**Given data**
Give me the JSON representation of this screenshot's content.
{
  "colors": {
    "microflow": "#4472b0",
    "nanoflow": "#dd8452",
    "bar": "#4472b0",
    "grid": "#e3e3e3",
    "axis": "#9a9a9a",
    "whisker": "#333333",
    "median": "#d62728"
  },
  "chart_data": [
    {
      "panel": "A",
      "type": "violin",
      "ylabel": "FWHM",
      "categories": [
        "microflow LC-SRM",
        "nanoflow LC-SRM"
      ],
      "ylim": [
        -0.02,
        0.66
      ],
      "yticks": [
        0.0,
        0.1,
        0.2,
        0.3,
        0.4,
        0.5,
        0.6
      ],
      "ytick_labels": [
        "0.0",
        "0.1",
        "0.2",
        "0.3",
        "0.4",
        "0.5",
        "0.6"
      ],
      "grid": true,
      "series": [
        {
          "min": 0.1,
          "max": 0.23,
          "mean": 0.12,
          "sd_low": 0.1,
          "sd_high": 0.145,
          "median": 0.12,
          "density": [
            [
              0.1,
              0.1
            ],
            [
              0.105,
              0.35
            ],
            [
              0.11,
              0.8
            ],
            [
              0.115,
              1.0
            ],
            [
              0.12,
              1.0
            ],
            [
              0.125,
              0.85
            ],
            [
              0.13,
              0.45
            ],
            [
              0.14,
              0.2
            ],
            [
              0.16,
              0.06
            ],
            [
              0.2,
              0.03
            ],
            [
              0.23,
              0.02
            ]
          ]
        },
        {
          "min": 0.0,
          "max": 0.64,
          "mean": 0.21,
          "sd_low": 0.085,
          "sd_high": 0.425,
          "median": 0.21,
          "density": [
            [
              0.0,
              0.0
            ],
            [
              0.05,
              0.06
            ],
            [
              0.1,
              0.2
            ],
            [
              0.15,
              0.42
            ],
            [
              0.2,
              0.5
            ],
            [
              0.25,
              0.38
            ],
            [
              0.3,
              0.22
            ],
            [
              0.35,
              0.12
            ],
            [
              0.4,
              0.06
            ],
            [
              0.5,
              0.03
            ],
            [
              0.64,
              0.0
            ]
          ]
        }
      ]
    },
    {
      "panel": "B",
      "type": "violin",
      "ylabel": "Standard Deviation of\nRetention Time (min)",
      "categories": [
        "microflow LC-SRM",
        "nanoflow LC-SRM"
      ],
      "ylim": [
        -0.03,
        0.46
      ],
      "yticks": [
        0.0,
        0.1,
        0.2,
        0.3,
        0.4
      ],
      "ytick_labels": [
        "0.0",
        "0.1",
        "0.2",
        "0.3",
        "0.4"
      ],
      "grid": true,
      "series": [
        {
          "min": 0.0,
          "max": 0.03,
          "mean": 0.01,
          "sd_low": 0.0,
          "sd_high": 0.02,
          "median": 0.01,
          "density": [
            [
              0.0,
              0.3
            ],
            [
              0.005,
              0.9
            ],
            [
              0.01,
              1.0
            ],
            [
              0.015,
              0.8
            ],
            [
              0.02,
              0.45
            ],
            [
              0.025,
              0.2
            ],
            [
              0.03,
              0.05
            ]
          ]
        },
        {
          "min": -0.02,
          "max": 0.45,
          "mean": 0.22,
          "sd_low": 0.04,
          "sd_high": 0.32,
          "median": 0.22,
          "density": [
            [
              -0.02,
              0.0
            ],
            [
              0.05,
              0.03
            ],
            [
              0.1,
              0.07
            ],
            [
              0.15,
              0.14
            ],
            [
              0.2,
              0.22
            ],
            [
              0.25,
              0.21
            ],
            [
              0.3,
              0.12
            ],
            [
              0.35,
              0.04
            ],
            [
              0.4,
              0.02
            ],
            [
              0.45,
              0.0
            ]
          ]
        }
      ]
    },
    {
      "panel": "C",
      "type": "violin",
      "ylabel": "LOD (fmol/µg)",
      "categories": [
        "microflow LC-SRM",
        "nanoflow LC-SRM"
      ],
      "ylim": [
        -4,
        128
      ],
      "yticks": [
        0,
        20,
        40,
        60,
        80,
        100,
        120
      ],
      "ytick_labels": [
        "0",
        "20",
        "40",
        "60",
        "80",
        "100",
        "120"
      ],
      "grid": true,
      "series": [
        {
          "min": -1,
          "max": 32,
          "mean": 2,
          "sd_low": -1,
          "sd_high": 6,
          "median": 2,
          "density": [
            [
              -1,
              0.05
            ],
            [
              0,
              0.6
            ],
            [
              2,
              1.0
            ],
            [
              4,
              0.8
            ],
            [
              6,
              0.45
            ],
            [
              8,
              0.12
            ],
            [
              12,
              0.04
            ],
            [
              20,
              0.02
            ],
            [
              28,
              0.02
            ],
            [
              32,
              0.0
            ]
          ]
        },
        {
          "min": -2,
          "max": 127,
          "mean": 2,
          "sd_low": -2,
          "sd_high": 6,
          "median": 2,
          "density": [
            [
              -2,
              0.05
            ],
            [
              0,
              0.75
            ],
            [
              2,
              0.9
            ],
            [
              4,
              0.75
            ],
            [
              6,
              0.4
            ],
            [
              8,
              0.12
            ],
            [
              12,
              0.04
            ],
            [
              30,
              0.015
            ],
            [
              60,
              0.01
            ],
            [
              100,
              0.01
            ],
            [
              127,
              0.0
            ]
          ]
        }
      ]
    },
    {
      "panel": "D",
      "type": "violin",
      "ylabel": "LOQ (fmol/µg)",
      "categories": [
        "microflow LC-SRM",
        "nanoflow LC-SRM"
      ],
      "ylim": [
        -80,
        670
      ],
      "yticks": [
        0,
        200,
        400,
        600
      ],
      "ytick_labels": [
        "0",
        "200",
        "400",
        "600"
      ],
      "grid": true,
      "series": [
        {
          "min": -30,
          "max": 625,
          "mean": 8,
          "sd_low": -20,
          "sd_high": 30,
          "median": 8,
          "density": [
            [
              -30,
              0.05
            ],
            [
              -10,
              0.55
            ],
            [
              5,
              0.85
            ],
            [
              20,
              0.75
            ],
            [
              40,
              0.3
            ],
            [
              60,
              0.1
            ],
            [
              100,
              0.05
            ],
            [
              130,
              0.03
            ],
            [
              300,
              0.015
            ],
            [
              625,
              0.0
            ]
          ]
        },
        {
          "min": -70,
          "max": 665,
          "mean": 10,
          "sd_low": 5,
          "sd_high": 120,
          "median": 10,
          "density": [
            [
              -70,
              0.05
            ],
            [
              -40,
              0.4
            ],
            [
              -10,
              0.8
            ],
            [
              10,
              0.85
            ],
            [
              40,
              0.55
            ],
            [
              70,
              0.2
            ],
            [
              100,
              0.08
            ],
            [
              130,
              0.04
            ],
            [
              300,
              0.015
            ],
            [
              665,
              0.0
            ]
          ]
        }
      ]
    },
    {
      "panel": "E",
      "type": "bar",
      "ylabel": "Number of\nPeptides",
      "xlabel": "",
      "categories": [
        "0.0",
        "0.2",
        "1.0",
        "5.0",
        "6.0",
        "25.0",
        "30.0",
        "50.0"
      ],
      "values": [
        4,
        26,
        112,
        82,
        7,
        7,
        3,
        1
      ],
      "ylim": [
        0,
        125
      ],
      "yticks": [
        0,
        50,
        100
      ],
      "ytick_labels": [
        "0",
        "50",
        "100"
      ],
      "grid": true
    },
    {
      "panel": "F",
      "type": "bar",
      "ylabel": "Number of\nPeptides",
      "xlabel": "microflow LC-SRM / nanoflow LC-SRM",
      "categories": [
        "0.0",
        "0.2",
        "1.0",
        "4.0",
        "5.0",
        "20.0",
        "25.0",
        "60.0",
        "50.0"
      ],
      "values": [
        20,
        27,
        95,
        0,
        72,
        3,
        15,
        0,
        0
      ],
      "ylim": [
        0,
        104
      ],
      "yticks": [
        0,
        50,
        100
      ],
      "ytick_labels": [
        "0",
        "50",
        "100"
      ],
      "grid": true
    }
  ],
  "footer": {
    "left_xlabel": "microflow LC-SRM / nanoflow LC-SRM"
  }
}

**Requirement**
All lines holding the word "ylabel" must be found in the listing and copied.

**Solution for this problem**
      "ylabel": "FWHM",
      "ylabel": "Standard Deviation of\nRetention Time (min)",
      "ylabel": "LOD (fmol/µg)",
      "ylabel": "LOQ (fmol/µg)",
      "ylabel": "Number of\nPeptides",
      "ylabel": "Number of\nPeptides",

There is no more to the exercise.